───── Data to use ─────

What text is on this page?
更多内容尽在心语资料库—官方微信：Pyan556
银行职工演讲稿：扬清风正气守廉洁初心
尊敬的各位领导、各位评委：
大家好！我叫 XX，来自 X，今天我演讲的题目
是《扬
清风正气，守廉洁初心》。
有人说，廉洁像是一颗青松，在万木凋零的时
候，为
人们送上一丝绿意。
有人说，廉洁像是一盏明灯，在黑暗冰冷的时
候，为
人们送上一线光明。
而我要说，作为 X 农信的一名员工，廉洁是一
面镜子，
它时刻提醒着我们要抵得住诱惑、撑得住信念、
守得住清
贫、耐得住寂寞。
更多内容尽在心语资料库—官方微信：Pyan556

─────

## What is needed
Please reproduce each line exactly as written.

## Problem solution
What text is on this page?
更多内容尽在心语资料库—官方微信：Pyan556
银行职工演讲稿：扬清风正气守廉洁初心
尊敬的各位领导、各位评委：
大家好！我叫 XX，来自 X，今天我演讲的题目
是《扬
清风正气，守廉洁初心》。
有人说，廉洁像是一颗青松，在万木凋零的时
候，为
人们送上一丝绿意。
有人说，廉洁像是一盏明灯，在黑暗冰冷的时
候，为
人们送上一线光明。
而我要说，作为 X 农信的一名员工，廉洁是一
面镜子，
它时刻提醒着我们要抵得住诱惑、撑得住信念、
守得住清
贫、耐得住寂寞。
更多内容尽在心语资料库—官方微信：Pyan556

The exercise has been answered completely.